§ Required work: Below is a set of records. Repeat all of them exactly.

§ Provided data:
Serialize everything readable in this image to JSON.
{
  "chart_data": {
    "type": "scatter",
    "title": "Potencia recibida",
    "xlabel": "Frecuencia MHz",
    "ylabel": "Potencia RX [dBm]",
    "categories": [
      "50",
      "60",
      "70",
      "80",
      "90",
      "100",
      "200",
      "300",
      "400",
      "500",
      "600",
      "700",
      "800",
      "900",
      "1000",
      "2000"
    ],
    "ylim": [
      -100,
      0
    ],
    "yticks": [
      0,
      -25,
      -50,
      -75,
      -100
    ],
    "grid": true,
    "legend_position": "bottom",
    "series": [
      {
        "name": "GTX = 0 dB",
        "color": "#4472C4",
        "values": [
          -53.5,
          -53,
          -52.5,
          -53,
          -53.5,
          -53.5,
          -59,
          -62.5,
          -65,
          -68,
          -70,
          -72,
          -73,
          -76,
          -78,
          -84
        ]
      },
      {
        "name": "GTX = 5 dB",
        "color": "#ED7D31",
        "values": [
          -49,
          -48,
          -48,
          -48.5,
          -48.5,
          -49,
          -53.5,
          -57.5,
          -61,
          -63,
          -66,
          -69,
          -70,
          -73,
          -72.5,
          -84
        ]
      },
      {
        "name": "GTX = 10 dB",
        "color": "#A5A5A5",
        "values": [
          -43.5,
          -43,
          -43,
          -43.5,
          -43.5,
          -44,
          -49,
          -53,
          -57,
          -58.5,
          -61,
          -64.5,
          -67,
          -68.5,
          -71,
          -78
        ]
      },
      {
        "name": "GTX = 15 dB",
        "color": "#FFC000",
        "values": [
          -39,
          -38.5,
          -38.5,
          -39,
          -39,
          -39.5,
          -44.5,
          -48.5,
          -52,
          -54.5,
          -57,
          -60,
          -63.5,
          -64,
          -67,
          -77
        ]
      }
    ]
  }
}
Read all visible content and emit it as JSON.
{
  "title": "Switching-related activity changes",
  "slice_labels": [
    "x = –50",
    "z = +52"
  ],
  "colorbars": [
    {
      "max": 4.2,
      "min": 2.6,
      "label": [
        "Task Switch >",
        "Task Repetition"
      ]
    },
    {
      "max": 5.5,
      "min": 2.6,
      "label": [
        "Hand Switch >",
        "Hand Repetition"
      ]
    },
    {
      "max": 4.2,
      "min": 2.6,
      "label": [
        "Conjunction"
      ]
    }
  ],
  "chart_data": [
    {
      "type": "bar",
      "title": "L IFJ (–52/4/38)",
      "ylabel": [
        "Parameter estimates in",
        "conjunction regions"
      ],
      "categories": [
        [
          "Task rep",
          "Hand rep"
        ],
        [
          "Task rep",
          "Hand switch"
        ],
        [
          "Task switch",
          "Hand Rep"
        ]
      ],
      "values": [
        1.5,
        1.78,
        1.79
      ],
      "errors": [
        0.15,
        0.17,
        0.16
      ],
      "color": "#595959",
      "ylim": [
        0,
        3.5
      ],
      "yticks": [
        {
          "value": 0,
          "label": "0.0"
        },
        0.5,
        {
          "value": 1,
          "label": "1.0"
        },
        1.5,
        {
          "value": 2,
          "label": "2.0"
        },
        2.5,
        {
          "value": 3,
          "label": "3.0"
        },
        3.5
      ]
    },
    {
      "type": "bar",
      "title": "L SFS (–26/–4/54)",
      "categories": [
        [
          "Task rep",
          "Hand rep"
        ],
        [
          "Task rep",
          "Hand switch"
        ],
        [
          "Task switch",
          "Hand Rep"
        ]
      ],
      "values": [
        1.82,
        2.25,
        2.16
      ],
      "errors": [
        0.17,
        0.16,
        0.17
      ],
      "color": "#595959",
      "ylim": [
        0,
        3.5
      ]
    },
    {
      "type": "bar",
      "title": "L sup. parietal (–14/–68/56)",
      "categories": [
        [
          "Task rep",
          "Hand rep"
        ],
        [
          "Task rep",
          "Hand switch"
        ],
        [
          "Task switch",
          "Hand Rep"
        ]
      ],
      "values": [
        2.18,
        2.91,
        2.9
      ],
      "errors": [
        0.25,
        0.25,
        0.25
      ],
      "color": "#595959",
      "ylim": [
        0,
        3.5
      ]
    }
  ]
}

§ Expected answer:
Serialize everything readable in this image to JSON.
{
  "chart_data": {
    "type": "scatter",
    "title": "Potencia recibida",
    "xlabel": "Frecuencia MHz",
    "ylabel": "Potencia RX [dBm]",
    "categories": [
      "50",
      "60",
      "70",
      "80",
      "90",
      "100",
      "200",
      "300",
      "400",
      "500",
      "600",
      "700",
      "800",
      "900",
      "1000",
      "2000"
    ],
    "ylim": [
      -100,
      0
    ],
    "yticks": [
      0,
      -25,
      -50,
      -75,
      -100
    ],
    "grid": true,
    "legend_position": "bottom",
    "series": [
      {
        "name": "GTX = 0 dB",
        "color": "#4472C4",
        "values": [
          -53.5,
          -53,
          -52.5,
          -53,
          -53.5,
          -53.5,
          -59,
          -62.5,
          -65,
          -68,
          -70,
          -72,
          -73,
          -76,
          -78,
          -84
        ]
      },
      {
        "name": "GTX = 5 dB",
        "color": "#ED7D31",
        "values": [
          -49,
          -48,
          -48,
          -48.5,
          -48.5,
          -49,
          -53.5,
          -57.5,
          -61,
          -63,
          -66,
          -69,
          -70,
          -73,
          -72.5,
          -84
        ]
      },
      {
        "name": "GTX = 10 dB",
        "color": "#A5A5A5",
        "values": [
          -43.5,
          -43,
          -43,
          -43.5,
          -43.5,
          -44,
          -49,
          -53,
          -57,
          -58.5,
          -61,
          -64.5,
          -67,
          -68.5,
          -71,
          -78
        ]
      },
      {
        "name": "GTX = 15 dB",
        "color": "#FFC000",
        "values": [
          -39,
          -38.5,
          -38.5,
          -39,
          -39,
          -39.5,
          -44.5,
          -48.5,
          -52,
          -54.5,
          -57,
          -60,
          -63.5,
          -64,
          -67,
          -77
        ]
      }
    ]
  }
}
Read all visible content and emit it as JSON.
{
  "title": "Switching-related activity changes",
  "slice_labels": [
    "x = –50",
    "z = +52"
  ],
  "colorbars": [
    {
      "max": 4.2,
      "min": 2.6,
      "label": [
        "Task Switch >",
        "Task Repetition"
      ]
    },
    {
      "max": 5.5,
      "min": 2.6,
      "label": [
        "Hand Switch >",
        "Hand Repetition"
      ]
    },
    {
      "max": 4.2,
      "min": 2.6,
      "label": [
        "Conjunction"
      ]
    }
  ],
  "chart_data": [
    {
      "type": "bar",
      "title": "L IFJ (–52/4/38)",
      "ylabel": [
        "Parameter estimates in",
        "conjunction regions"
      ],
      "categories": [
        [
          "Task rep",
          "Hand rep"
        ],
        [
          "Task rep",
          "Hand switch"
        ],
        [
          "Task switch",
          "Hand Rep"
        ]
      ],
      "values": [
        1.5,
        1.78,
        1.79
      ],
      "errors": [
        0.15,
        0.17,
        0.16
      ],
      "color": "#595959",
      "ylim": [
        0,
        3.5
      ],
      "yticks": [
        {
          "value": 0,
          "label": "0.0"
        },
        0.5,
        {
          "value": 1,
          "label": "1.0"
        },
        1.5,
        {
          "value": 2,
          "label": "2.0"
        },
        2.5,
        {
          "value": 3,
          "label": "3.0"
        },
        3.5
      ]
    },
    {
      "type": "bar",
      "title": "L SFS (–26/–4/54)",
      "categories": [
        [
          "Task rep",
          "Hand rep"
        ],
        [
          "Task rep",
          "Hand switch"
        ],
        [
          "Task switch",
          "Hand Rep"
        ]
      ],
      "values": [
        1.82,
        2.25,
        2.16
      ],
      "errors": [
        0.17,
        0.16,
        0.17
      ],
      "color": "#595959",
      "ylim": [
        0,
        3.5
      ]
    },
    {
      "type": "bar",
      "title": "L sup. parietal (–14/–68/56)",
      "categories": [
        [
          "Task rep",
          "Hand rep"
        ],
        [
          "Task rep",
          "Hand switch"
        ],
        [
          "Task switch",
          "Hand Rep"
        ]
      ],
      "values": [
        2.18,
        2.91,
        2.9
      ],
      "errors": [
        0.25,
        0.25,
        0.25
      ],
      "color": "#595959",
      "ylim": [
        0,
        3.5
      ]
    }
  ]
}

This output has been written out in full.